(Data records)
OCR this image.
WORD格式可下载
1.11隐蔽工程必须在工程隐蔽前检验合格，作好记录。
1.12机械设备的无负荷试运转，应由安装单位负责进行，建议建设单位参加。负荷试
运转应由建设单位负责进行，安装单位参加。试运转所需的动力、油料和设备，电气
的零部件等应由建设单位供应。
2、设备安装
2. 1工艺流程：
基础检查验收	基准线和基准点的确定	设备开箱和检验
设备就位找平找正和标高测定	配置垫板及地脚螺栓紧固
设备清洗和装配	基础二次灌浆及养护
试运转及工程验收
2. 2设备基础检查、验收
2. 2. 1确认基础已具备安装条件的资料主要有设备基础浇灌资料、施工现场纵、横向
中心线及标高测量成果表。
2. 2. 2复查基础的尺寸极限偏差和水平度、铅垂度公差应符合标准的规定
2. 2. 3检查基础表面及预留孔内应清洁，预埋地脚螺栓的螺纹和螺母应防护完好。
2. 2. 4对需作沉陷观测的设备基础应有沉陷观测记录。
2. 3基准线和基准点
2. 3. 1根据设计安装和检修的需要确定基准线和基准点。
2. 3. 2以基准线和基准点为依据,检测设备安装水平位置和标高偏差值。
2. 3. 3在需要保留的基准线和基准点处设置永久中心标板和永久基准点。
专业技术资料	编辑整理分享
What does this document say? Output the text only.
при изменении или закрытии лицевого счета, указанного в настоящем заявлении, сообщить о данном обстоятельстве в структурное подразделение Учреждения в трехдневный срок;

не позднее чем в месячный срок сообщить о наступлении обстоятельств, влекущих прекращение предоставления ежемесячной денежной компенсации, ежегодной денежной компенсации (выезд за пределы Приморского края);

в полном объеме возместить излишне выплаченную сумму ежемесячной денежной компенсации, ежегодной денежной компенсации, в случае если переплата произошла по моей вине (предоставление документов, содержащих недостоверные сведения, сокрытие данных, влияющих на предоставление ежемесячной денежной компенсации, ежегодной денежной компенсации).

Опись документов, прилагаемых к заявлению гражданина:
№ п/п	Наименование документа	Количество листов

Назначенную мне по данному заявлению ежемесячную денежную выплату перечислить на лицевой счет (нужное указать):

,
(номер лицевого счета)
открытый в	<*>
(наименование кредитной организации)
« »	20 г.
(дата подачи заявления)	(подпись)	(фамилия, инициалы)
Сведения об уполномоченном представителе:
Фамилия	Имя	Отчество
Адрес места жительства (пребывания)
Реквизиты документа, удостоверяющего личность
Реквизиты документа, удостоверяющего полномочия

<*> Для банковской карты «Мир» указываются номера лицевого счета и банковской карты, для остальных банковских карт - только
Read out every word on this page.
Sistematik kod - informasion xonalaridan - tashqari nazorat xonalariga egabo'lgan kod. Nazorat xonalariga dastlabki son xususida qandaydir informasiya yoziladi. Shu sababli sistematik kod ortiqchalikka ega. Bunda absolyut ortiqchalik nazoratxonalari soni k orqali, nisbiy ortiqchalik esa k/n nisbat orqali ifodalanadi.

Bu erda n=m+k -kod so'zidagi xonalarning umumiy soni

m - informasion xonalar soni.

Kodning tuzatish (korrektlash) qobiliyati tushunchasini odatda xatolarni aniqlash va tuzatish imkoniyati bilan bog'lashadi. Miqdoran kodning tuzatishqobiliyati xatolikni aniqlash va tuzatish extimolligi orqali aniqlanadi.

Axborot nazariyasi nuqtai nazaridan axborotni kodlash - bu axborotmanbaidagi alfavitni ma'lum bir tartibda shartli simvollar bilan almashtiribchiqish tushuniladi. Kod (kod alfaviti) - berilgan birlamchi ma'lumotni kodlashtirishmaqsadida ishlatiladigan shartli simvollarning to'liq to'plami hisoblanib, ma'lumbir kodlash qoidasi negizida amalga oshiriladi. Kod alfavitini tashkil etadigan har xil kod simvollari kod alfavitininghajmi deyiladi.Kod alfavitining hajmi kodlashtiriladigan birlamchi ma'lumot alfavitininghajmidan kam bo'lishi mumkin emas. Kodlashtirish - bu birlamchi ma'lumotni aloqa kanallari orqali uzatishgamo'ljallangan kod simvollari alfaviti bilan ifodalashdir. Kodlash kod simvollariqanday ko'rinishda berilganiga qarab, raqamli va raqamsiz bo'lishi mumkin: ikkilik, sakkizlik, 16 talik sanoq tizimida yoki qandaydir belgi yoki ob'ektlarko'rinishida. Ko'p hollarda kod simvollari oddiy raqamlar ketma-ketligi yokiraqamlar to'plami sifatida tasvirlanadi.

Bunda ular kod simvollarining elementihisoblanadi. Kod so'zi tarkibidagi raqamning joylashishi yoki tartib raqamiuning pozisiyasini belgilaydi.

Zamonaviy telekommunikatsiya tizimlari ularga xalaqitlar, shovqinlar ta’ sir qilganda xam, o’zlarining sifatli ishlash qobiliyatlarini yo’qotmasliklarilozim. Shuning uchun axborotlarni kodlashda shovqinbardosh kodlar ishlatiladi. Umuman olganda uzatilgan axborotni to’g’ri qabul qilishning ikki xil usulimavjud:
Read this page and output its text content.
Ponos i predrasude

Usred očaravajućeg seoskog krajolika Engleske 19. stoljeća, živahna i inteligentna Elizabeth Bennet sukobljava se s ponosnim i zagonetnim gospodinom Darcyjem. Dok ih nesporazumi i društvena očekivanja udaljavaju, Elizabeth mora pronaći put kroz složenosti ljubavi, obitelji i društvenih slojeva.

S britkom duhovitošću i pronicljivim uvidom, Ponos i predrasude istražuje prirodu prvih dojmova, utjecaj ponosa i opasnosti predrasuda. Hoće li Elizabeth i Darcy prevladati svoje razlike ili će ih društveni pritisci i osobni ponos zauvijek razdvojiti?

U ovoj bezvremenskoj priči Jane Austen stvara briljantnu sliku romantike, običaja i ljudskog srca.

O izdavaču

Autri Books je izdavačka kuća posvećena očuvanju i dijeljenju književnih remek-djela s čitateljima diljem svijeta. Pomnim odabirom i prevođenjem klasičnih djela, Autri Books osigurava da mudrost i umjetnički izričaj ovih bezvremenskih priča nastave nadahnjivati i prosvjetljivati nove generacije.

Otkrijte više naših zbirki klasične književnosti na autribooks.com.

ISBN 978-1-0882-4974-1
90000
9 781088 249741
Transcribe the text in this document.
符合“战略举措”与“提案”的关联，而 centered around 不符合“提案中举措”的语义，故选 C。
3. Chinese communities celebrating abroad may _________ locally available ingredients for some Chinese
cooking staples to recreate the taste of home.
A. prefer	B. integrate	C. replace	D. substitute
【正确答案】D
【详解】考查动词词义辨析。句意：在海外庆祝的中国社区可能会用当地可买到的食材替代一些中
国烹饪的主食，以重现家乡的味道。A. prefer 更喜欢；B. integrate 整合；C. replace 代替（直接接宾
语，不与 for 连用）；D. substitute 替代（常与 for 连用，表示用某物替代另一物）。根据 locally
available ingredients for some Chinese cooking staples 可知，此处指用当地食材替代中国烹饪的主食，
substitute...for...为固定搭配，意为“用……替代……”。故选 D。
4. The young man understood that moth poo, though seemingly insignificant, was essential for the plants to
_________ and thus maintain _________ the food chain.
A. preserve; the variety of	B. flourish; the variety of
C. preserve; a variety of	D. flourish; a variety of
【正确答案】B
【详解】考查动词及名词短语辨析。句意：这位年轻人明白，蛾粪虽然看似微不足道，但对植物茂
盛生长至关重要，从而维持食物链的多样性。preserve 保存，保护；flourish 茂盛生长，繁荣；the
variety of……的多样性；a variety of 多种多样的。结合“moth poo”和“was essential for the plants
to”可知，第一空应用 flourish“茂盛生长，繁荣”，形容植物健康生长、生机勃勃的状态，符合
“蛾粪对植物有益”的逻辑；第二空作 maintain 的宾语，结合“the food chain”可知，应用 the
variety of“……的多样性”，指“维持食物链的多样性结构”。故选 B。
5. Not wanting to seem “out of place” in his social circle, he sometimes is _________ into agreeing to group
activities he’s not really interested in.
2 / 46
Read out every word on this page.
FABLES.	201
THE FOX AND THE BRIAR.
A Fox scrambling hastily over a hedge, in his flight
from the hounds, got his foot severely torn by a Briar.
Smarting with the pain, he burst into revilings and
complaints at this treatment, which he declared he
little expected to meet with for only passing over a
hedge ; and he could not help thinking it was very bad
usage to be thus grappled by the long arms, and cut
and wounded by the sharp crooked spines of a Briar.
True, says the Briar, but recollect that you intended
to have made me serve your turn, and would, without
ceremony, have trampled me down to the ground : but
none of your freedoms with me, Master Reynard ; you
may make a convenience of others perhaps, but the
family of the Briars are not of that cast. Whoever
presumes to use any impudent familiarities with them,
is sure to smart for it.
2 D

■ Problem ■
Give only the number of lines in the material above that include the word "удостоверяющего".

■ Result of the task ■
2